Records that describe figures
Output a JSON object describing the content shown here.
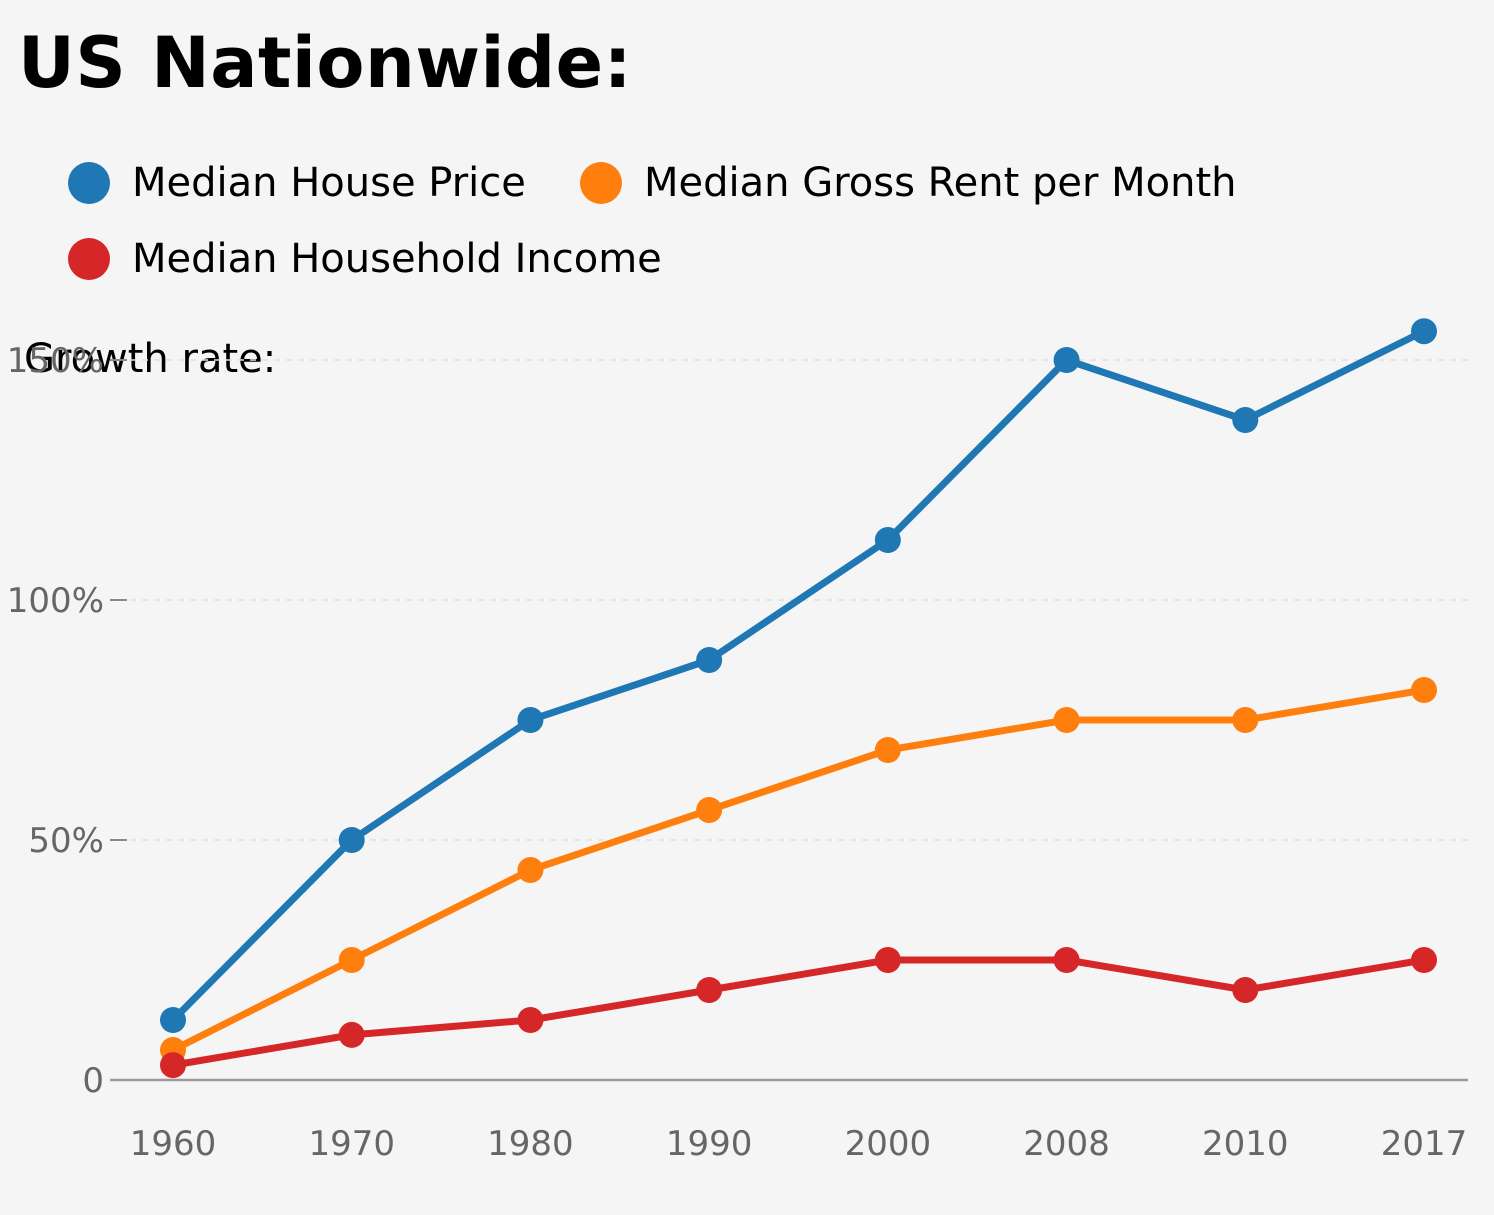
{
  "title": "US Nationwide:",
  "growth_label": "Growth rate:",
  "legend": [
    {
      "label": "Median House Price",
      "color": "#1f77b4"
    },
    {
      "label": "Median Gross Rent per Month",
      "color": "#ff7f0e"
    },
    {
      "label": "Median Household Income",
      "color": "#d62728"
    }
  ],
  "chart_data": {
    "type": "line",
    "title": "US Nationwide:",
    "ylabel": "Growth rate:",
    "x": [
      "1960",
      "1970",
      "1980",
      "1990",
      "2000",
      "2008",
      "2010",
      "2017"
    ],
    "yticks": [
      0,
      50,
      100,
      150
    ],
    "ytick_labels": [
      "0",
      "50%",
      "100%",
      "150%"
    ],
    "ylim": [
      0,
      175
    ],
    "grid": true,
    "legend_position": "top-left",
    "series": [
      {
        "name": "Median House Price",
        "color": "#1f77b4",
        "values": [
          12.5,
          50,
          75,
          87.5,
          112.5,
          150,
          137.5,
          156
        ]
      },
      {
        "name": "Median Gross Rent per Month",
        "color": "#ff7f0e",
        "values": [
          6.25,
          25,
          43.75,
          56.25,
          68.75,
          75,
          75,
          81.25
        ]
      },
      {
        "name": "Median Household Income",
        "color": "#d62728",
        "values": [
          3.1,
          9.4,
          12.5,
          18.75,
          25,
          25,
          18.75,
          25
        ]
      }
    ]
  }
}
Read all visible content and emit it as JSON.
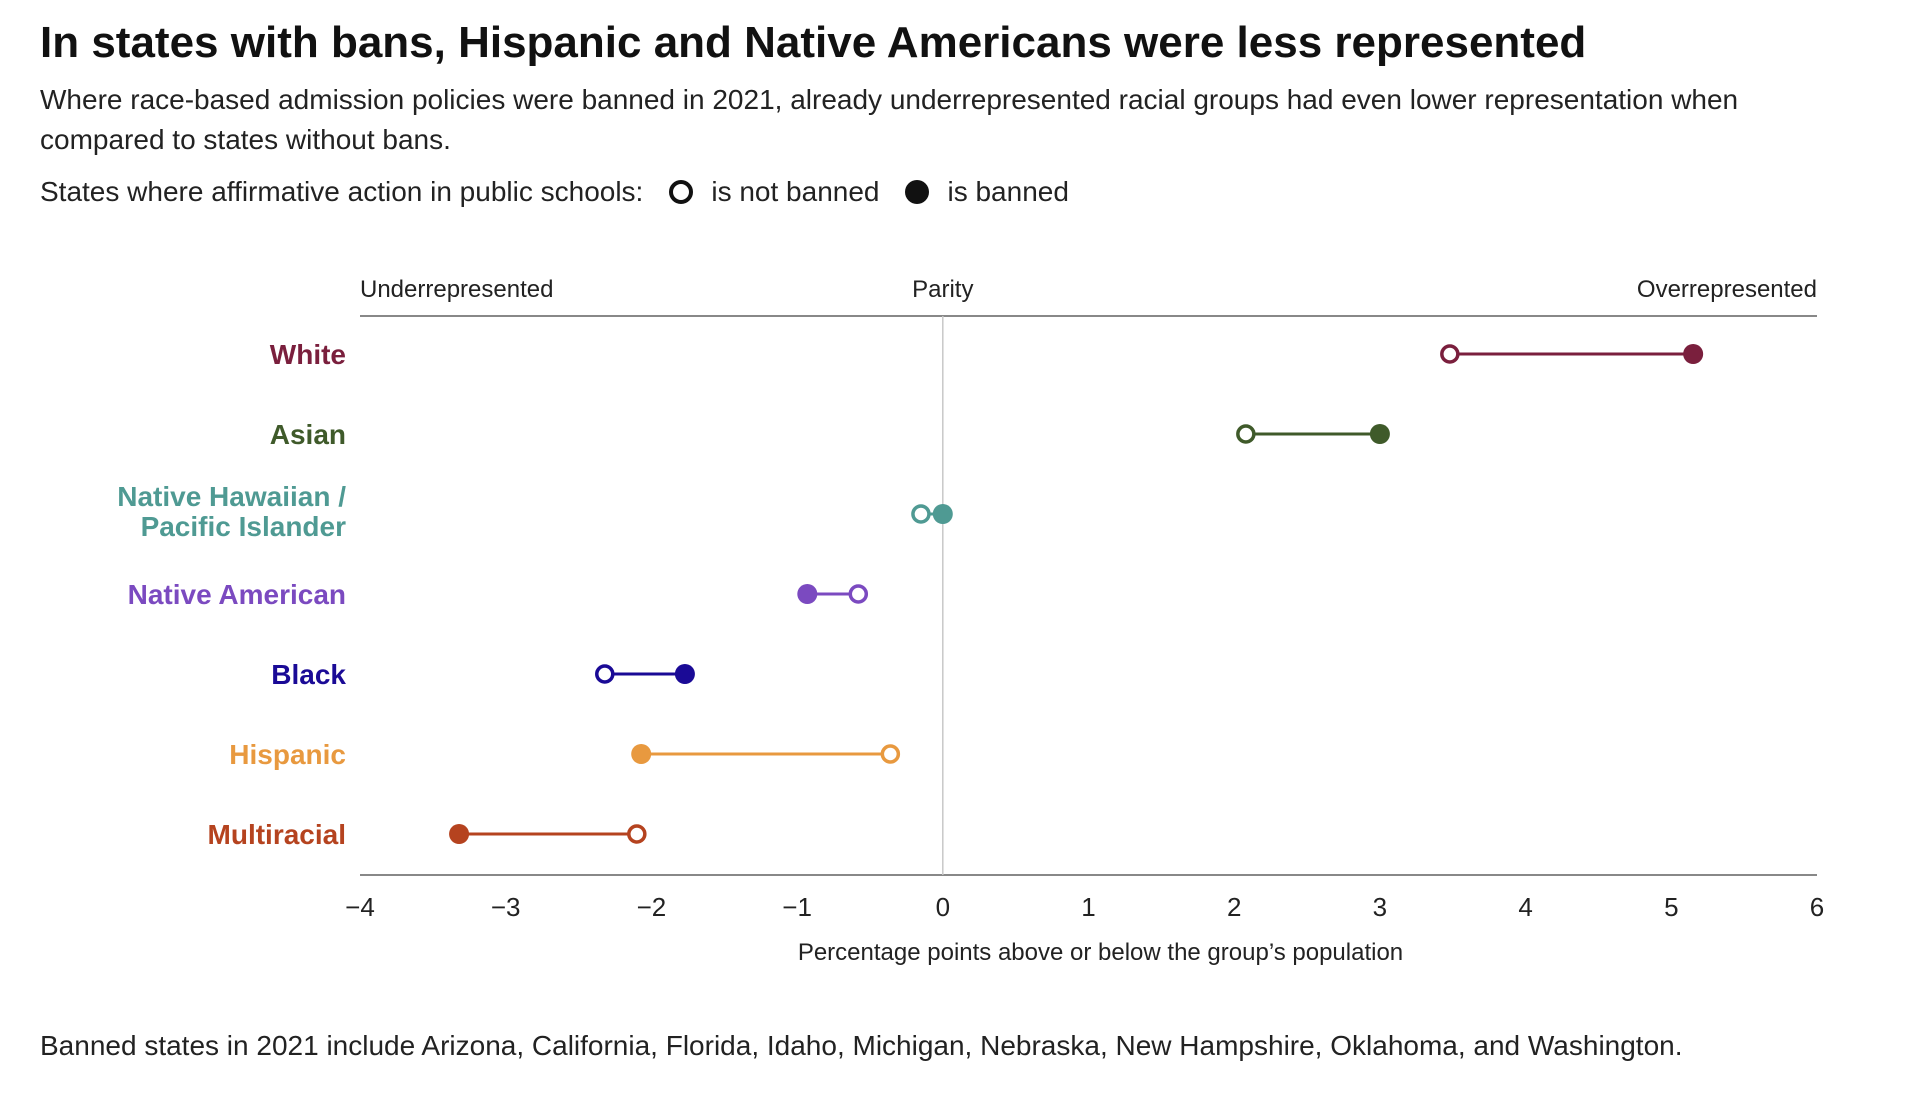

* [Task description]: Reproduce each entry precisely, dropping only the pictures.

* [Reply to the exercise]:
Output a JSON object describing the content shown here.
{
  "title": "US Nationwide:",
  "growth_label": "Growth rate:",
  "legend": [
    {
      "label": "Median House Price",
      "color": "#1f77b4"
    },
    {
      "label": "Median Gross Rent per Month",
      "color": "#ff7f0e"
    },
    {
      "label": "Median Household Income",
      "color": "#d62728"
    }
  ],
  "chart_data": {
    "type": "line",
    "title": "US Nationwide:",
    "ylabel": "Growth rate:",
    "x": [
      "1960",
      "1970",
      "1980",
      "1990",
      "2000",
      "2008",
      "2010",
      "2017"
    ],
    "yticks": [
      0,
      50,
      100,
      150
    ],
    "ytick_labels": [
      "0",
      "50%",
      "100%",
      "150%"
    ],
    "ylim": [
      0,
      175
    ],
    "grid": true,
    "legend_position": "top-left",
    "series": [
      {
        "name": "Median House Price",
        "color": "#1f77b4",
        "values": [
          12.5,
          50,
          75,
          87.5,
          112.5,
          150,
          137.5,
          156
        ]
      },
      {
        "name": "Median Gross Rent per Month",
        "color": "#ff7f0e",
        "values": [
          6.25,
          25,
          43.75,
          56.25,
          68.75,
          75,
          75,
          81.25
        ]
      },
      {
        "name": "Median Household Income",
        "color": "#d62728",
        "values": [
          3.1,
          9.4,
          12.5,
          18.75,
          25,
          25,
          18.75,
          25
        ]
      }
    ]
  }
}
Read all visible content and emit it as JSON.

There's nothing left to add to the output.